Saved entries
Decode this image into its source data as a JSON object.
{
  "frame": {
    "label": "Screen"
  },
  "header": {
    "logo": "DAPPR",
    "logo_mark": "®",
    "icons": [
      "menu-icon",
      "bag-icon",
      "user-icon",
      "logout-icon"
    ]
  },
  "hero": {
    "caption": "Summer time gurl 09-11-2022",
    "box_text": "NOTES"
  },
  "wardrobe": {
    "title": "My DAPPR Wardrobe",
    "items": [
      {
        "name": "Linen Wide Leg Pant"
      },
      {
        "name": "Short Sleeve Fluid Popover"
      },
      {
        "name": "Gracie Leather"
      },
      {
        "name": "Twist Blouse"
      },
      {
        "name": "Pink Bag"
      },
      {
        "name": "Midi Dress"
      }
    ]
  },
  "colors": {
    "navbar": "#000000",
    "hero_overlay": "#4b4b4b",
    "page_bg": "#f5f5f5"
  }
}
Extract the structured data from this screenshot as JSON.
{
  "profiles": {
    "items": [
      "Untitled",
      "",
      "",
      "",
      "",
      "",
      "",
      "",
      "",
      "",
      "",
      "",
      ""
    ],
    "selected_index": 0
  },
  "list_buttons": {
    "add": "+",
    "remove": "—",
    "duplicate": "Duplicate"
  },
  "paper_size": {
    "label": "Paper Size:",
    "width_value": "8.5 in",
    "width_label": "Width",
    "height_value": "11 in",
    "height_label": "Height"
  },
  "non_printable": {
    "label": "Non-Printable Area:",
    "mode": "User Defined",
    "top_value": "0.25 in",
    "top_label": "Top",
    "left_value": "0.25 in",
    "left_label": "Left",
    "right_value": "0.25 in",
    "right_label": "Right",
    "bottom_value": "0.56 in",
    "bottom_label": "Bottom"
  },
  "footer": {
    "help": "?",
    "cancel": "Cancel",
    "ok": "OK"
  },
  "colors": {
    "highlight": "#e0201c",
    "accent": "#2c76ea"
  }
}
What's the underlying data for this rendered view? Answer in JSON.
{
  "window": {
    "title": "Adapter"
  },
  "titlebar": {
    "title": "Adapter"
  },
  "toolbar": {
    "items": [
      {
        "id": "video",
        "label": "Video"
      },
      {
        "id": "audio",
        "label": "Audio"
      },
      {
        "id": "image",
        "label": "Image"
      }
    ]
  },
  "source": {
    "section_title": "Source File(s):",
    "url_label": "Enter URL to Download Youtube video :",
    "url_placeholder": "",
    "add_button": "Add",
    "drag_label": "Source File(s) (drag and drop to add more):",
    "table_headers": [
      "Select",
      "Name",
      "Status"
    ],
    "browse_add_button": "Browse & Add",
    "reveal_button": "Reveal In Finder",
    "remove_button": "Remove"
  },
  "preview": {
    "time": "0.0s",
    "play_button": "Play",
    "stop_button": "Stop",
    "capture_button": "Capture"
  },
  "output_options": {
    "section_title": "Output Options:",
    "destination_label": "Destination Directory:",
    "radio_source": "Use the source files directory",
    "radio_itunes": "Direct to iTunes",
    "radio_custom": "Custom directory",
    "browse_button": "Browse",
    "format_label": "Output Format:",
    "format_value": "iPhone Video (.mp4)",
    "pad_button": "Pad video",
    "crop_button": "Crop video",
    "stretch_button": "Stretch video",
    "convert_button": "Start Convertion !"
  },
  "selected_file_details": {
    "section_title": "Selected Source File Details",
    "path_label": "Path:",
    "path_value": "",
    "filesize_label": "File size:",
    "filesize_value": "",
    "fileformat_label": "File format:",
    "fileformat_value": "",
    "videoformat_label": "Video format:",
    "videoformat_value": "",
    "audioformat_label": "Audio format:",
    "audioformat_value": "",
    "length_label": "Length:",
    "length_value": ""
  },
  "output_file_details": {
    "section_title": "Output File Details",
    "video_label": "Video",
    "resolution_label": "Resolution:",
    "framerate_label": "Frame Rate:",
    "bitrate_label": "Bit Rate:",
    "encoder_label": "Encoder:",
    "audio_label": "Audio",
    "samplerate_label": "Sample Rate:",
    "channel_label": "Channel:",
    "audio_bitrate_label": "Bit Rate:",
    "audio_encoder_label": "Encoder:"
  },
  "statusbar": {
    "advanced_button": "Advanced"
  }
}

▶ THE PROBLEM
Gather all lines of the records that include the word "Rate".

▶ RESULT OF THE EXERCISE
    "framerate_label": "Frame Rate:",
    "bitrate_label": "Bit Rate:",
    "samplerate_label": "Sample Rate:",
    "audio_bitrate_label": "Bit Rate:",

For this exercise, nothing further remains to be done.